## What is asked
Every entry needs to be reproduced exactly.

## Provided material
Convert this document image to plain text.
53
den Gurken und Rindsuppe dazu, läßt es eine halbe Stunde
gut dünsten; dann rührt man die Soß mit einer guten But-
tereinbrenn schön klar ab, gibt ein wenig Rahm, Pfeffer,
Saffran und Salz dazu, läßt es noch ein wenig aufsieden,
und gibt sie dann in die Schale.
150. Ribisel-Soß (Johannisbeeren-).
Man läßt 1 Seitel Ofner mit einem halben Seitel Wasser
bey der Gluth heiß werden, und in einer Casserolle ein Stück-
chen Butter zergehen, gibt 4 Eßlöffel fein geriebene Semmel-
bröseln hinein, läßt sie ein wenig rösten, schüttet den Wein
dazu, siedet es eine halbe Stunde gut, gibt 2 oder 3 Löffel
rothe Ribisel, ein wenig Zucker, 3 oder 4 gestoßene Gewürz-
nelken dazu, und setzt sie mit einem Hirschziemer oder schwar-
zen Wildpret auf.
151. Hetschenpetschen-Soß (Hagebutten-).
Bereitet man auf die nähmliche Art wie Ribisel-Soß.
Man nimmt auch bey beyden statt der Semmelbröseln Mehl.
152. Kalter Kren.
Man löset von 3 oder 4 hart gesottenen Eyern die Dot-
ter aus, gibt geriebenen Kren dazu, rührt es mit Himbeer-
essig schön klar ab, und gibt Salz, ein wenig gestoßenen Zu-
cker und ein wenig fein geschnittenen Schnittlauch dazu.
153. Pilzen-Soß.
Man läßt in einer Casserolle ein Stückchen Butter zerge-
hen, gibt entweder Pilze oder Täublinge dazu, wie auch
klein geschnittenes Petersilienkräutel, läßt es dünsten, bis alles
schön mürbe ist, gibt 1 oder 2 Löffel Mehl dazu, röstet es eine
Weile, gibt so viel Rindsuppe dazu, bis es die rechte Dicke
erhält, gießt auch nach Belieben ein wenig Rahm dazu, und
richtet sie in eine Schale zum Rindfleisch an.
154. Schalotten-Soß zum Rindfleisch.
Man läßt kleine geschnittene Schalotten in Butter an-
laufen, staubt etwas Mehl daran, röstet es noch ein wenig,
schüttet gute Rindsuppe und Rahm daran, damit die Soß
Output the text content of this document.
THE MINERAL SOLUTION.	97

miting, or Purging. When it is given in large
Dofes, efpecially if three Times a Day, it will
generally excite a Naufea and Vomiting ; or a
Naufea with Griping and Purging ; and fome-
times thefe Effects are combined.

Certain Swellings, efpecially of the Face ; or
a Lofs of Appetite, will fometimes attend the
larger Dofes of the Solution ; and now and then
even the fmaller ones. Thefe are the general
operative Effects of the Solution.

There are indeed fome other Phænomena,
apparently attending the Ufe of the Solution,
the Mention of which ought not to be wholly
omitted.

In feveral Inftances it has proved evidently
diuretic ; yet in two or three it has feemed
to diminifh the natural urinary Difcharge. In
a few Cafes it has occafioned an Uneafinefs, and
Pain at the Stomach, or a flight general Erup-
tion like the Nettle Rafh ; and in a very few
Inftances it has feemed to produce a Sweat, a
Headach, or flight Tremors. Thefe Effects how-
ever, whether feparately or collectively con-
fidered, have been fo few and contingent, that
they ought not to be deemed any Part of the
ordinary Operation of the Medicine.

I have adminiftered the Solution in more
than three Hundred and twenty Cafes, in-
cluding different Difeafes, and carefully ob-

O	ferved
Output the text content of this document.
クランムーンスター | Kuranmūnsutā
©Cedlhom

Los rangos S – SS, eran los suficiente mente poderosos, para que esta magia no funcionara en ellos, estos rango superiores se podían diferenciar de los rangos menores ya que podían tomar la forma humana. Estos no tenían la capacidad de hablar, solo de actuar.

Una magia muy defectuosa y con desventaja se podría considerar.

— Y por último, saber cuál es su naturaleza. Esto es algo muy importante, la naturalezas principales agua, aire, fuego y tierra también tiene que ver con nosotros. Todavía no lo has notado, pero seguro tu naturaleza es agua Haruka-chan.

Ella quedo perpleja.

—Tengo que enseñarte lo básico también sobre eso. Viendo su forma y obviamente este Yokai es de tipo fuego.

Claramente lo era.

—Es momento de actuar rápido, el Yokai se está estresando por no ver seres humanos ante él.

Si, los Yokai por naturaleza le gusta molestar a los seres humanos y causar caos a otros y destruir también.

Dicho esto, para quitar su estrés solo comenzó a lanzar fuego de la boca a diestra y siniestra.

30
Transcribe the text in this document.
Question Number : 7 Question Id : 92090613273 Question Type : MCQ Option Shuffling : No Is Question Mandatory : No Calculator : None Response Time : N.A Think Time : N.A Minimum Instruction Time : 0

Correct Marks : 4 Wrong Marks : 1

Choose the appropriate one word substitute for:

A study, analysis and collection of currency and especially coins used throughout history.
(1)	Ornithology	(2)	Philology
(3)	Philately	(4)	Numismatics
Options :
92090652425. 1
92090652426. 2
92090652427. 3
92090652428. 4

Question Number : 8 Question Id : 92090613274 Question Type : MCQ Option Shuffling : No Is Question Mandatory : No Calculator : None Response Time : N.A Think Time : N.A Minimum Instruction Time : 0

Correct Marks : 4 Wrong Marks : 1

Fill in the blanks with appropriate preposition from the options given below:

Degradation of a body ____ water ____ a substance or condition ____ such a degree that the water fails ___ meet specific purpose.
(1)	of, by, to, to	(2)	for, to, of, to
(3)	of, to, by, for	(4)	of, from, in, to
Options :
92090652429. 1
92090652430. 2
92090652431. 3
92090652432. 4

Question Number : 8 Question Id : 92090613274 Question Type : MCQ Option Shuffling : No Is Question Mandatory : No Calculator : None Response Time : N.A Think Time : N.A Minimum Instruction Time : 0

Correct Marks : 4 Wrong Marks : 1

## Response below
Convert this document image to plain text.
53
den Gurken und Rindsuppe dazu, läßt es eine halbe Stunde
gut dünsten; dann rührt man die Soß mit einer guten But-
tereinbrenn schön klar ab, gibt ein wenig Rahm, Pfeffer,
Saffran und Salz dazu, läßt es noch ein wenig aufsieden,
und gibt sie dann in die Schale.
150. Ribisel-Soß (Johannisbeeren-).
Man läßt 1 Seitel Ofner mit einem halben Seitel Wasser
bey der Gluth heiß werden, und in einer Casserolle ein Stück-
chen Butter zergehen, gibt 4 Eßlöffel fein geriebene Semmel-
bröseln hinein, läßt sie ein wenig rösten, schüttet den Wein
dazu, siedet es eine halbe Stunde gut, gibt 2 oder 3 Löffel
rothe Ribisel, ein wenig Zucker, 3 oder 4 gestoßene Gewürz-
nelken dazu, und setzt sie mit einem Hirschziemer oder schwar-
zen Wildpret auf.
151. Hetschenpetschen-Soß (Hagebutten-).
Bereitet man auf die nähmliche Art wie Ribisel-Soß.
Man nimmt auch bey beyden statt der Semmelbröseln Mehl.
152. Kalter Kren.
Man löset von 3 oder 4 hart gesottenen Eyern die Dot-
ter aus, gibt geriebenen Kren dazu, rührt es mit Himbeer-
essig schön klar ab, und gibt Salz, ein wenig gestoßenen Zu-
cker und ein wenig fein geschnittenen Schnittlauch dazu.
153. Pilzen-Soß.
Man läßt in einer Casserolle ein Stückchen Butter zerge-
hen, gibt entweder Pilze oder Täublinge dazu, wie auch
klein geschnittenes Petersilienkräutel, läßt es dünsten, bis alles
schön mürbe ist, gibt 1 oder 2 Löffel Mehl dazu, röstet es eine
Weile, gibt so viel Rindsuppe dazu, bis es die rechte Dicke
erhält, gießt auch nach Belieben ein wenig Rahm dazu, und
richtet sie in eine Schale zum Rindfleisch an.
154. Schalotten-Soß zum Rindfleisch.
Man läßt kleine geschnittene Schalotten in Butter an-
laufen, staubt etwas Mehl daran, röstet es noch ein wenig,
schüttet gute Rindsuppe und Rahm daran, damit die Soß
Output the text content of this document.
THE MINERAL SOLUTION.	97

miting, or Purging. When it is given in large
Dofes, efpecially if three Times a Day, it will
generally excite a Naufea and Vomiting ; or a
Naufea with Griping and Purging ; and fome-
times thefe Effects are combined.

Certain Swellings, efpecially of the Face ; or
a Lofs of Appetite, will fometimes attend the
larger Dofes of the Solution ; and now and then
even the fmaller ones. Thefe are the general
operative Effects of the Solution.

There are indeed fome other Phænomena,
apparently attending the Ufe of the Solution,
the Mention of which ought not to be wholly
omitted.

In feveral Inftances it has proved evidently
diuretic ; yet in two or three it has feemed
to diminifh the natural urinary Difcharge. In
a few Cafes it has occafioned an Uneafinefs, and
Pain at the Stomach, or a flight general Erup-
tion like the Nettle Rafh ; and in a very few
Inftances it has feemed to produce a Sweat, a
Headach, or flight Tremors. Thefe Effects how-
ever, whether feparately or collectively con-
fidered, have been fo few and contingent, that
they ought not to be deemed any Part of the
ordinary Operation of the Medicine.

I have adminiftered the Solution in more
than three Hundred and twenty Cafes, in-
cluding different Difeafes, and carefully ob-

O	ferved
Output the text content of this document.
クランムーンスター | Kuranmūnsutā
©Cedlhom

Los rangos S – SS, eran los suficiente mente poderosos, para que esta magia no funcionara en ellos, estos rango superiores se podían diferenciar de los rangos menores ya que podían tomar la forma humana. Estos no tenían la capacidad de hablar, solo de actuar.

Una magia muy defectuosa y con desventaja se podría considerar.

— Y por último, saber cuál es su naturaleza. Esto es algo muy importante, la naturalezas principales agua, aire, fuego y tierra también tiene que ver con nosotros. Todavía no lo has notado, pero seguro tu naturaleza es agua Haruka-chan.

Ella quedo perpleja.

—Tengo que enseñarte lo básico también sobre eso. Viendo su forma y obviamente este Yokai es de tipo fuego.

Claramente lo era.

—Es momento de actuar rápido, el Yokai se está estresando por no ver seres humanos ante él.

Si, los Yokai por naturaleza le gusta molestar a los seres humanos y causar caos a otros y destruir también.

Dicho esto, para quitar su estrés solo comenzó a lanzar fuego de la boca a diestra y siniestra.

30
Transcribe the text in this document.
Question Number : 7 Question Id : 92090613273 Question Type : MCQ Option Shuffling : No Is Question Mandatory : No Calculator : None Response Time : N.A Think Time : N.A Minimum Instruction Time : 0

Correct Marks : 4 Wrong Marks : 1

Choose the appropriate one word substitute for:

A study, analysis and collection of currency and especially coins used throughout history.
(1)	Ornithology	(2)	Philology
(3)	Philately	(4)	Numismatics
Options :
92090652425. 1
92090652426. 2
92090652427. 3
92090652428. 4

Question Number : 8 Question Id : 92090613274 Question Type : MCQ Option Shuffling : No Is Question Mandatory : No Calculator : None Response Time : N.A Think Time : N.A Minimum Instruction Time : 0

Correct Marks : 4 Wrong Marks : 1

Fill in the blanks with appropriate preposition from the options given below:

Degradation of a body ____ water ____ a substance or condition ____ such a degree that the water fails ___ meet specific purpose.
(1)	of, by, to, to	(2)	for, to, of, to
(3)	of, to, by, for	(4)	of, from, in, to
Options :
92090652429. 1
92090652430. 2
92090652431. 3
92090652432. 4

Question Number : 8 Question Id : 92090613274 Question Type : MCQ Option Shuffling : No Is Question Mandatory : No Calculator : None Response Time : N.A Think Time : N.A Minimum Instruction Time : 0

Correct Marks : 4 Wrong Marks : 1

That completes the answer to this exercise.